• _EXERCISE DESCRIPTION_
Report every line from the material that contains the word "mayor".

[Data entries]
'''
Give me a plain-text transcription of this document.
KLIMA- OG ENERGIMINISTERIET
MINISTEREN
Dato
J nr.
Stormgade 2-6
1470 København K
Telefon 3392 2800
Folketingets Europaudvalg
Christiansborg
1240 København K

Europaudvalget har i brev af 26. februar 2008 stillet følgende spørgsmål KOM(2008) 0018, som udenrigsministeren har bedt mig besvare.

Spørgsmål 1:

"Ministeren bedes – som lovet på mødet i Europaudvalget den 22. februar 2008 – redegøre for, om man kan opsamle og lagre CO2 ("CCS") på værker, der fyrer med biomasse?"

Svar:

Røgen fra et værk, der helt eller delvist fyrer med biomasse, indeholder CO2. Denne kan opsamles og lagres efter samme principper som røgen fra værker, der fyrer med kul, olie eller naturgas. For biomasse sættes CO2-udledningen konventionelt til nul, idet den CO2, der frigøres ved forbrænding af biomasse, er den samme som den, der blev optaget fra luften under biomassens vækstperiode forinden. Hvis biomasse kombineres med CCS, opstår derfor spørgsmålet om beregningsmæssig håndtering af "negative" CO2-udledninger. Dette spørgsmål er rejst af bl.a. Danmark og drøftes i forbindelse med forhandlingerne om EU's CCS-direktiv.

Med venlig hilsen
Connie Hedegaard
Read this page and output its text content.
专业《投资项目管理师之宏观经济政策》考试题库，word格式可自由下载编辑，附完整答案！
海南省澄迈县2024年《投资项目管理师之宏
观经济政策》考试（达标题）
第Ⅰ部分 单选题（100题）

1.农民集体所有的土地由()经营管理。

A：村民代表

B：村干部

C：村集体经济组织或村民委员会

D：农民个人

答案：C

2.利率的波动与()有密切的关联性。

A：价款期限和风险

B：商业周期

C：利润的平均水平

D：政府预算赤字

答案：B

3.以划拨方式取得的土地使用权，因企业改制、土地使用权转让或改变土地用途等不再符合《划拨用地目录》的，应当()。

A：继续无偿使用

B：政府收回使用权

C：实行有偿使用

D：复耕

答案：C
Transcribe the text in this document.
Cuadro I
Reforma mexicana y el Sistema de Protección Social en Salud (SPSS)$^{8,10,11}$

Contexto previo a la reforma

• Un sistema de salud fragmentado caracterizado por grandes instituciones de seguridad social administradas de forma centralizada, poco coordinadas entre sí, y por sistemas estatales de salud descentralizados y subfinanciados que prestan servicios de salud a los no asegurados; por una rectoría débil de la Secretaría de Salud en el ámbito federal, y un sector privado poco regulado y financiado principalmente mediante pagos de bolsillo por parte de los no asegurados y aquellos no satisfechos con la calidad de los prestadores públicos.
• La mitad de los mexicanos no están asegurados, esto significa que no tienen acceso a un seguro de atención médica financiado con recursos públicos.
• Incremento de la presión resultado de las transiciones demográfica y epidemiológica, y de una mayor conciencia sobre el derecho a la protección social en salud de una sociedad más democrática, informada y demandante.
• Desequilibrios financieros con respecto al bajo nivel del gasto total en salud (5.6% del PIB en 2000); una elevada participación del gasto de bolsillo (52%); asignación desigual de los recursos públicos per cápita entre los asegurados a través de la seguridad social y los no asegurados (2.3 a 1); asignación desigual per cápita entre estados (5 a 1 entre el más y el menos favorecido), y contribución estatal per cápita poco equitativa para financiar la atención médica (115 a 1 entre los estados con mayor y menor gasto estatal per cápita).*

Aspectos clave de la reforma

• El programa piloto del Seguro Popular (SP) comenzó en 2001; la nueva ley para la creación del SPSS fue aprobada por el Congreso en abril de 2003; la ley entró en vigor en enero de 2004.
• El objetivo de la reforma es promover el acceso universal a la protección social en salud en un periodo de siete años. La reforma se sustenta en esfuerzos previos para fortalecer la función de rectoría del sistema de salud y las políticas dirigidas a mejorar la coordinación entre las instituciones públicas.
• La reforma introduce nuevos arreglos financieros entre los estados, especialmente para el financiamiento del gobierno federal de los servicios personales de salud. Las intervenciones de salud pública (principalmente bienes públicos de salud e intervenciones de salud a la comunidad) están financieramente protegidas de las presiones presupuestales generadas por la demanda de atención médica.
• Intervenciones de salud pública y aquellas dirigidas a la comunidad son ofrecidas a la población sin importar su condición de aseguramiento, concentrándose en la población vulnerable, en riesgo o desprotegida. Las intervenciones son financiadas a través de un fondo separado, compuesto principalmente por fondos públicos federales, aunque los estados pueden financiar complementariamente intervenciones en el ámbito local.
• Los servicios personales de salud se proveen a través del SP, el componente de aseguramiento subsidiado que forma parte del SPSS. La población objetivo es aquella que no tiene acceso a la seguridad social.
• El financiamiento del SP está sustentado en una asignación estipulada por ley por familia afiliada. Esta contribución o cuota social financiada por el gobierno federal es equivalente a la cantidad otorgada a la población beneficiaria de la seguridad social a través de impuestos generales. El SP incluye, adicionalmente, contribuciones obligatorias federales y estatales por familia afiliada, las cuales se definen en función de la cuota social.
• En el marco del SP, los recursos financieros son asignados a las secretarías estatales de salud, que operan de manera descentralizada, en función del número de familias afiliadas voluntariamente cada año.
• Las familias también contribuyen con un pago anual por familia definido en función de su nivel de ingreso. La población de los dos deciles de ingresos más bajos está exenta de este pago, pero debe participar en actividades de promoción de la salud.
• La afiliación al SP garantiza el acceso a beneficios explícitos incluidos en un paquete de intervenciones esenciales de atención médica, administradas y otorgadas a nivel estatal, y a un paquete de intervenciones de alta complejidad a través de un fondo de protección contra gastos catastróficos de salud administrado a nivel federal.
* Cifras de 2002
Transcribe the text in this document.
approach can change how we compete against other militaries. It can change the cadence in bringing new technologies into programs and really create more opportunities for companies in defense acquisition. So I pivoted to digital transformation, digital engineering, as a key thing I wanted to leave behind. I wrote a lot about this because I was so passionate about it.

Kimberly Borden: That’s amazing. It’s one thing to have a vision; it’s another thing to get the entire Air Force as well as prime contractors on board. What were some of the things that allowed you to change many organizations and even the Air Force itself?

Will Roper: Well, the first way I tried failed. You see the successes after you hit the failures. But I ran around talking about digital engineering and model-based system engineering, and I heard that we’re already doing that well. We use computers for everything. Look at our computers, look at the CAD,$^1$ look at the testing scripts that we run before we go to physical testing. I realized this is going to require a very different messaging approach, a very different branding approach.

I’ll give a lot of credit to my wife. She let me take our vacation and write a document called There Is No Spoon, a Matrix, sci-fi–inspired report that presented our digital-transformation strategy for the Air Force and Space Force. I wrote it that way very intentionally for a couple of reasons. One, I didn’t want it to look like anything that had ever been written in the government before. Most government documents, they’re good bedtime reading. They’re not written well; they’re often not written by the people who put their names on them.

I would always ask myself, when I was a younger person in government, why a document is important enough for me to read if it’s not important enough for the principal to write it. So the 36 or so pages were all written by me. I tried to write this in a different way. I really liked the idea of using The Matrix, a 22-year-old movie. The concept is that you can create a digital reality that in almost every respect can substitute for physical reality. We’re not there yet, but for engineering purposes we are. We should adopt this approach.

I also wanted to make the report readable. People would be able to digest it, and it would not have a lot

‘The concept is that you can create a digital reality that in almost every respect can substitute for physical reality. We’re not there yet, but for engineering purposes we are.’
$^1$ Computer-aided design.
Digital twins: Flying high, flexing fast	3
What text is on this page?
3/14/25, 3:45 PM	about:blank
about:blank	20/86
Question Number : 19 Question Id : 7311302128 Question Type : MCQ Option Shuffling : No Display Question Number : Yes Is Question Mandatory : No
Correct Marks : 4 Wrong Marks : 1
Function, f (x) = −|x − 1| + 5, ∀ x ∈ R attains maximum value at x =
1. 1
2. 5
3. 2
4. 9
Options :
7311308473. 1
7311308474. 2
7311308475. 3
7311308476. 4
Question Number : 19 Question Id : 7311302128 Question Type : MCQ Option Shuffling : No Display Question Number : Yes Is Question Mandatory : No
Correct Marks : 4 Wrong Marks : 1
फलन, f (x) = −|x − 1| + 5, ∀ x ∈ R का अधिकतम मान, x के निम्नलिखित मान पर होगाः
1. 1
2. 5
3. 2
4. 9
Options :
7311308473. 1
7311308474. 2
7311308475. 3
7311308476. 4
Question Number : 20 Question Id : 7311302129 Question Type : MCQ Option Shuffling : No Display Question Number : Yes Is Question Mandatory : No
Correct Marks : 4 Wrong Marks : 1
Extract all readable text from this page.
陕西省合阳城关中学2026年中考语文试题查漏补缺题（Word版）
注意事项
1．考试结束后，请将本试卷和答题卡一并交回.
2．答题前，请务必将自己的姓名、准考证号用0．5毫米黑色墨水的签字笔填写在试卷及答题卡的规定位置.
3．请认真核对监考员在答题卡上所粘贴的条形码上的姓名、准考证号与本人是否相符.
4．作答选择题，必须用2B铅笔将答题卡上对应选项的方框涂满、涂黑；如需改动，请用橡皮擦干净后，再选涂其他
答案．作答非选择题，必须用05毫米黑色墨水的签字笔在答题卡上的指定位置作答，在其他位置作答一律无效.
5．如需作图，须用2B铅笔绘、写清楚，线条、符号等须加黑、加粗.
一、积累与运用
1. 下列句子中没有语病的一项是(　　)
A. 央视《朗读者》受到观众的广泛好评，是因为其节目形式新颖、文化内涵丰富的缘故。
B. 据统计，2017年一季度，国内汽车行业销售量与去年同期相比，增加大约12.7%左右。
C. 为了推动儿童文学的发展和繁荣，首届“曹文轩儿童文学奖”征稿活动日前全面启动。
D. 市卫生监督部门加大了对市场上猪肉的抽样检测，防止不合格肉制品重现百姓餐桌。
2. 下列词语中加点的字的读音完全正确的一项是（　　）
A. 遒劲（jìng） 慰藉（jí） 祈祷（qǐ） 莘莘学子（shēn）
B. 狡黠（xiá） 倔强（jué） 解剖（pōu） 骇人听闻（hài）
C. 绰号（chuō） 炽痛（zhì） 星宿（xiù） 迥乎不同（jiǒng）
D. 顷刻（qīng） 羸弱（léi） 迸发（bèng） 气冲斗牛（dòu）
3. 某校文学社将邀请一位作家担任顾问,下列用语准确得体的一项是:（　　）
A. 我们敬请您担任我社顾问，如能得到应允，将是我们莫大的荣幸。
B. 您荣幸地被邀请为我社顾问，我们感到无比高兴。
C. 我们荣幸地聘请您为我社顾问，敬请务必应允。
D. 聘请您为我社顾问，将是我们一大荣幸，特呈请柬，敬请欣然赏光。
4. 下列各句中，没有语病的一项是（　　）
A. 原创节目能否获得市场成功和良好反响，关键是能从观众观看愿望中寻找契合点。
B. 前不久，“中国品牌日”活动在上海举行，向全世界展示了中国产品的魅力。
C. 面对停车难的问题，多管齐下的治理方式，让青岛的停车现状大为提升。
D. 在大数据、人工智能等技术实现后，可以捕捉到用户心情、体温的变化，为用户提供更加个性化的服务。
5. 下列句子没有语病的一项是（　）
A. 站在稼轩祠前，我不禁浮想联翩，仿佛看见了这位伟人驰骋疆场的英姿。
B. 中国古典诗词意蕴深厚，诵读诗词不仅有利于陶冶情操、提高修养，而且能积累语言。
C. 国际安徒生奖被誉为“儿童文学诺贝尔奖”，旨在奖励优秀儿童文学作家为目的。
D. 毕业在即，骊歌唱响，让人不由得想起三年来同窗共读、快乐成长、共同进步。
'''
• _THE ANSWER_
• Incremento de la presión resultado de las transiciones demográfica y epidemiológica, y de una mayor conciencia sobre el derecho a la protección social en salud de una sociedad más democrática, informada y demandante.
• Desequilibrios financieros con respecto al bajo nivel del gasto total en salud (5.6% del PIB en 2000); una elevada participación del gasto de bolsillo (52%); asignación desigual de los recursos públicos per cápita entre los asegurados a través de la seguridad social y los no asegurados (2.3 a 1); asignación desigual per cápita entre estados (5 a 1 entre el más y el menos favorecido), y contribución estatal per cápita poco equitativa para financiar la atención médica (115 a 1 entre los estados con mayor y menor gasto estatal per cápita).*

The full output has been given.